## SET EXERCISE
Go through the records underneath and write each one out again exactly.

● ● ●

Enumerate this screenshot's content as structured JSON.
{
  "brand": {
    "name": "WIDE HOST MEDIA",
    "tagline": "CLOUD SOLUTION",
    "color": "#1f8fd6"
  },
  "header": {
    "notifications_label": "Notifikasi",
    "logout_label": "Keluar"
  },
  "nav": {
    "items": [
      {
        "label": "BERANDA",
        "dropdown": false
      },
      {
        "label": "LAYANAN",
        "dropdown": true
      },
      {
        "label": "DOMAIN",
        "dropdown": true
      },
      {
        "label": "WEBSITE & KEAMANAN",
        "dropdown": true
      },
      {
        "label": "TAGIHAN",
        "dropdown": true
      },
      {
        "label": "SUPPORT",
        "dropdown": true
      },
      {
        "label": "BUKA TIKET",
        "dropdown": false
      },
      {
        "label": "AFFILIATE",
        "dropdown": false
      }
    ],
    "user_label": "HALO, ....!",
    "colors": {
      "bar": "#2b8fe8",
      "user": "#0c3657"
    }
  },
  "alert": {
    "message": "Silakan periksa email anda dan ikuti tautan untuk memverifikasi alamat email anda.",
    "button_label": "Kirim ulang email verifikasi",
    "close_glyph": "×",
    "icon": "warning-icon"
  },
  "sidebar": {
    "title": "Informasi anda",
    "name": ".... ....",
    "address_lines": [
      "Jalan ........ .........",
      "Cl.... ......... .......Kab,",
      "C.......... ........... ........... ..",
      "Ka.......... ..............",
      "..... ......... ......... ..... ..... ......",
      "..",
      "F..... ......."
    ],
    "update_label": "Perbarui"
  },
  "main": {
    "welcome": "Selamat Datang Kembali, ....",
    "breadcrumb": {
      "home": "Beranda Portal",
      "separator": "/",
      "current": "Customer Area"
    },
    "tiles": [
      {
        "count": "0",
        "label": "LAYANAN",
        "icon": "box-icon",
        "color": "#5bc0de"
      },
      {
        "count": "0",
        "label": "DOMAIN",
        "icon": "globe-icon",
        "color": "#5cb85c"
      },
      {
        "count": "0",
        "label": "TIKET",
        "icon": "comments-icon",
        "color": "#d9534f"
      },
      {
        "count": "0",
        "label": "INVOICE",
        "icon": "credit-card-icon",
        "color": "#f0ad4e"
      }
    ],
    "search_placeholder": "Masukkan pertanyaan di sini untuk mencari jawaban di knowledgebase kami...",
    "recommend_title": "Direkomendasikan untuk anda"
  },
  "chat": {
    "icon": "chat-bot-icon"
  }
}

● ● ●

## SOLVED PROBLEM
Enumerate this screenshot's content as structured JSON.
{
  "brand": {
    "name": "WIDE HOST MEDIA",
    "tagline": "CLOUD SOLUTION",
    "color": "#1f8fd6"
  },
  "header": {
    "notifications_label": "Notifikasi",
    "logout_label": "Keluar"
  },
  "nav": {
    "items": [
      {
        "label": "BERANDA",
        "dropdown": false
      },
      {
        "label": "LAYANAN",
        "dropdown": true
      },
      {
        "label": "DOMAIN",
        "dropdown": true
      },
      {
        "label": "WEBSITE & KEAMANAN",
        "dropdown": true
      },
      {
        "label": "TAGIHAN",
        "dropdown": true
      },
      {
        "label": "SUPPORT",
        "dropdown": true
      },
      {
        "label": "BUKA TIKET",
        "dropdown": false
      },
      {
        "label": "AFFILIATE",
        "dropdown": false
      }
    ],
    "user_label": "HALO, ....!",
    "colors": {
      "bar": "#2b8fe8",
      "user": "#0c3657"
    }
  },
  "alert": {
    "message": "Silakan periksa email anda dan ikuti tautan untuk memverifikasi alamat email anda.",
    "button_label": "Kirim ulang email verifikasi",
    "close_glyph": "×",
    "icon": "warning-icon"
  },
  "sidebar": {
    "title": "Informasi anda",
    "name": ".... ....",
    "address_lines": [
      "Jalan ........ .........",
      "Cl.... ......... .......Kab,",
      "C.......... ........... ........... ..",
      "Ka.......... ..............",
      "..... ......... ......... ..... ..... ......",
      "..",
      "F..... ......."
    ],
    "update_label": "Perbarui"
  },
  "main": {
    "welcome": "Selamat Datang Kembali, ....",
    "breadcrumb": {
      "home": "Beranda Portal",
      "separator": "/",
      "current": "Customer Area"
    },
    "tiles": [
      {
        "count": "0",
        "label": "LAYANAN",
        "icon": "box-icon",
        "color": "#5bc0de"
      },
      {
        "count": "0",
        "label": "DOMAIN",
        "icon": "globe-icon",
        "color": "#5cb85c"
      },
      {
        "count": "0",
        "label": "TIKET",
        "icon": "comments-icon",
        "color": "#d9534f"
      },
      {
        "count": "0",
        "label": "INVOICE",
        "icon": "credit-card-icon",
        "color": "#f0ad4e"
      }
    ],
    "search_placeholder": "Masukkan pertanyaan di sini untuk mencari jawaban di knowledgebase kami...",
    "recommend_title": "Direkomendasikan untuk anda"
  },
  "chat": {
    "icon": "chat-bot-icon"
  }
}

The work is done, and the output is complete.